Goal »
Using the records below, please work out how many lines contain "муниципальный"; answer with the number alone.

Dataset content »
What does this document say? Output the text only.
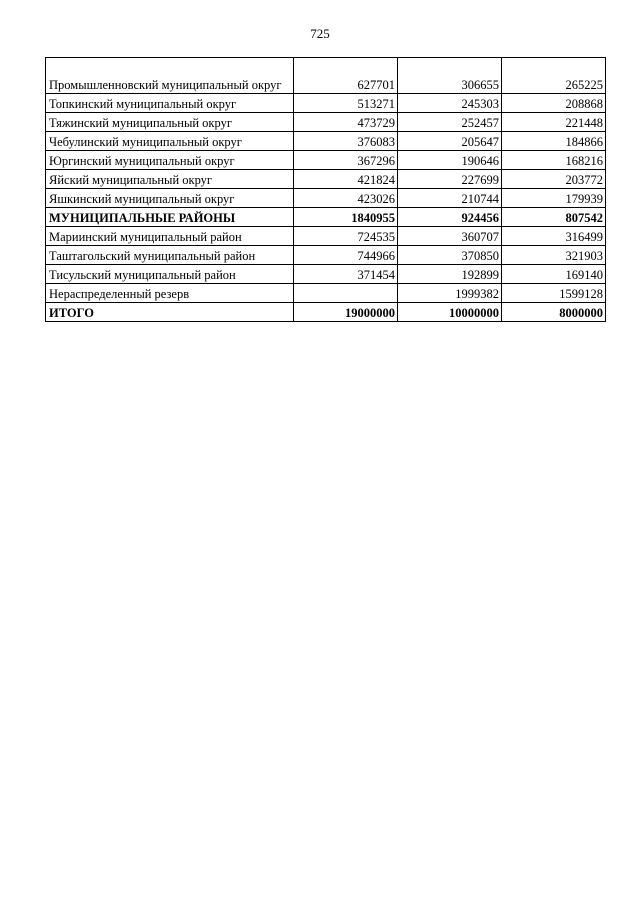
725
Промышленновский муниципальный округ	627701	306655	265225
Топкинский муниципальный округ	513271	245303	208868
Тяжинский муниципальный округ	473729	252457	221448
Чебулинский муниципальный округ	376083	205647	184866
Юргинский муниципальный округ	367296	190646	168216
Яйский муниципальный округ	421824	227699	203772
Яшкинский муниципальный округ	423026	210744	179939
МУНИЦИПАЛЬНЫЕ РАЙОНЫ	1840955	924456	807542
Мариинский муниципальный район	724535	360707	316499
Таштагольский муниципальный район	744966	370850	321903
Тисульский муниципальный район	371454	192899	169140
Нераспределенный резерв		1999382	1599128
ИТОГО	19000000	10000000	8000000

Correct output »
10